* **Exercise materials**:
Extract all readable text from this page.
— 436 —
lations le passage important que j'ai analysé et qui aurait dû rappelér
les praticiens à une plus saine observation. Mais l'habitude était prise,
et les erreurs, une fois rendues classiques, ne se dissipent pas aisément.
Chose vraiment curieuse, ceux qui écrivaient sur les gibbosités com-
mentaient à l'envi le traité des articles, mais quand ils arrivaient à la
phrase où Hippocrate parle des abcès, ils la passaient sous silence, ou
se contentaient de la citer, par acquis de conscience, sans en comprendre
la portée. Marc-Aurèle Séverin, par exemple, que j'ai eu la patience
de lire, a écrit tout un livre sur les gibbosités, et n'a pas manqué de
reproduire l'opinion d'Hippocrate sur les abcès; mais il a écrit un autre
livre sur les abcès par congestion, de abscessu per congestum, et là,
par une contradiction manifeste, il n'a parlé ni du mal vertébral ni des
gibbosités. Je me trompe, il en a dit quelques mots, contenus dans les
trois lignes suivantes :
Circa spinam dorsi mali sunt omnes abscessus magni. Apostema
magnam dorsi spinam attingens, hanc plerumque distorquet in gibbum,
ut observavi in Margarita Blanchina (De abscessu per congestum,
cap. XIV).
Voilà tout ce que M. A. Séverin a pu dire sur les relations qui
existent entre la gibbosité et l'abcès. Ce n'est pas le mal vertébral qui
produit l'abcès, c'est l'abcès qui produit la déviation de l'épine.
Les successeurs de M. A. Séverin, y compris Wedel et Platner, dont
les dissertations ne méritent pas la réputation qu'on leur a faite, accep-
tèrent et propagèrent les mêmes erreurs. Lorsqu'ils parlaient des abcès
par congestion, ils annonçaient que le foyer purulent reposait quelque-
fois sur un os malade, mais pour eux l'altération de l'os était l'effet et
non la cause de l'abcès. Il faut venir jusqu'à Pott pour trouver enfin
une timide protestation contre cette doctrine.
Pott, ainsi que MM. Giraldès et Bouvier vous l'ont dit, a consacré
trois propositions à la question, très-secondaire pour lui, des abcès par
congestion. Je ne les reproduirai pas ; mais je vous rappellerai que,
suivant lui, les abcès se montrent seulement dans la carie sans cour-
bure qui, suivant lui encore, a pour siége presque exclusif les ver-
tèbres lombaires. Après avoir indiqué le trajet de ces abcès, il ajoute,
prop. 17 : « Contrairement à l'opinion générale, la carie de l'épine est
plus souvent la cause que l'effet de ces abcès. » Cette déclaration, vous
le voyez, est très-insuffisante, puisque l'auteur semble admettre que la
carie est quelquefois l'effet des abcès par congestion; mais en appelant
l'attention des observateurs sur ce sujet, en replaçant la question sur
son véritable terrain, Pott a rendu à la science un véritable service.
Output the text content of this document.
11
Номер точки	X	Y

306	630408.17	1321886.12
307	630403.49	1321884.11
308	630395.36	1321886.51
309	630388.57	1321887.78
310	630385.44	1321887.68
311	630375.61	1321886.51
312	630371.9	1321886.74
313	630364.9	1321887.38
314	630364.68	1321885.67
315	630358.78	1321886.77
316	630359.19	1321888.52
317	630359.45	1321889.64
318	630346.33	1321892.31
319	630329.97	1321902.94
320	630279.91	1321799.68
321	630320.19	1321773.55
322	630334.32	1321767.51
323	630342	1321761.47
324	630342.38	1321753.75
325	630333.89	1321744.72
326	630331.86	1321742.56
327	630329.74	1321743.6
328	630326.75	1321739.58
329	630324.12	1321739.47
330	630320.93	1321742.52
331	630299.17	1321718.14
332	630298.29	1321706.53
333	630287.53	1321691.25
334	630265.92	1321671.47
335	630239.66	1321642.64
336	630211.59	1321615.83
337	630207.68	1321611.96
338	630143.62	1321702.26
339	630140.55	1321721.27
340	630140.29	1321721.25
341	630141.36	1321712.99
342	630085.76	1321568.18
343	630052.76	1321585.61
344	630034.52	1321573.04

* **Work required**: Exactly as written, please output every entry.

* **Solution to this exercise**:
Extract all readable text from this page.
— 436 —
lations le passage important que j'ai analysé et qui aurait dû rappelér
les praticiens à une plus saine observation. Mais l'habitude était prise,
et les erreurs, une fois rendues classiques, ne se dissipent pas aisément.
Chose vraiment curieuse, ceux qui écrivaient sur les gibbosités com-
mentaient à l'envi le traité des articles, mais quand ils arrivaient à la
phrase où Hippocrate parle des abcès, ils la passaient sous silence, ou
se contentaient de la citer, par acquis de conscience, sans en comprendre
la portée. Marc-Aurèle Séverin, par exemple, que j'ai eu la patience
de lire, a écrit tout un livre sur les gibbosités, et n'a pas manqué de
reproduire l'opinion d'Hippocrate sur les abcès; mais il a écrit un autre
livre sur les abcès par congestion, de abscessu per congestum, et là,
par une contradiction manifeste, il n'a parlé ni du mal vertébral ni des
gibbosités. Je me trompe, il en a dit quelques mots, contenus dans les
trois lignes suivantes :
Circa spinam dorsi mali sunt omnes abscessus magni. Apostema
magnam dorsi spinam attingens, hanc plerumque distorquet in gibbum,
ut observavi in Margarita Blanchina (De abscessu per congestum,
cap. XIV).
Voilà tout ce que M. A. Séverin a pu dire sur les relations qui
existent entre la gibbosité et l'abcès. Ce n'est pas le mal vertébral qui
produit l'abcès, c'est l'abcès qui produit la déviation de l'épine.
Les successeurs de M. A. Séverin, y compris Wedel et Platner, dont
les dissertations ne méritent pas la réputation qu'on leur a faite, accep-
tèrent et propagèrent les mêmes erreurs. Lorsqu'ils parlaient des abcès
par congestion, ils annonçaient que le foyer purulent reposait quelque-
fois sur un os malade, mais pour eux l'altération de l'os était l'effet et
non la cause de l'abcès. Il faut venir jusqu'à Pott pour trouver enfin
une timide protestation contre cette doctrine.
Pott, ainsi que MM. Giraldès et Bouvier vous l'ont dit, a consacré
trois propositions à la question, très-secondaire pour lui, des abcès par
congestion. Je ne les reproduirai pas ; mais je vous rappellerai que,
suivant lui, les abcès se montrent seulement dans la carie sans cour-
bure qui, suivant lui encore, a pour siége presque exclusif les ver-
tèbres lombaires. Après avoir indiqué le trajet de ces abcès, il ajoute,
prop. 17 : « Contrairement à l'opinion générale, la carie de l'épine est
plus souvent la cause que l'effet de ces abcès. » Cette déclaration, vous
le voyez, est très-insuffisante, puisque l'auteur semble admettre que la
carie est quelquefois l'effet des abcès par congestion; mais en appelant
l'attention des observateurs sur ce sujet, en replaçant la question sur
son véritable terrain, Pott a rendu à la science un véritable service.
Output the text content of this document.
11
Номер точки	X	Y

306	630408.17	1321886.12
307	630403.49	1321884.11
308	630395.36	1321886.51
309	630388.57	1321887.78
310	630385.44	1321887.68
311	630375.61	1321886.51
312	630371.9	1321886.74
313	630364.9	1321887.38
314	630364.68	1321885.67
315	630358.78	1321886.77
316	630359.19	1321888.52
317	630359.45	1321889.64
318	630346.33	1321892.31
319	630329.97	1321902.94
320	630279.91	1321799.68
321	630320.19	1321773.55
322	630334.32	1321767.51
323	630342	1321761.47
324	630342.38	1321753.75
325	630333.89	1321744.72
326	630331.86	1321742.56
327	630329.74	1321743.6
328	630326.75	1321739.58
329	630324.12	1321739.47
330	630320.93	1321742.52
331	630299.17	1321718.14
332	630298.29	1321706.53
333	630287.53	1321691.25
334	630265.92	1321671.47
335	630239.66	1321642.64
336	630211.59	1321615.83
337	630207.68	1321611.96
338	630143.62	1321702.26
339	630140.55	1321721.27
340	630140.29	1321721.25
341	630141.36	1321712.99
342	630085.76	1321568.18
343	630052.76	1321585.61
344	630034.52	1321573.04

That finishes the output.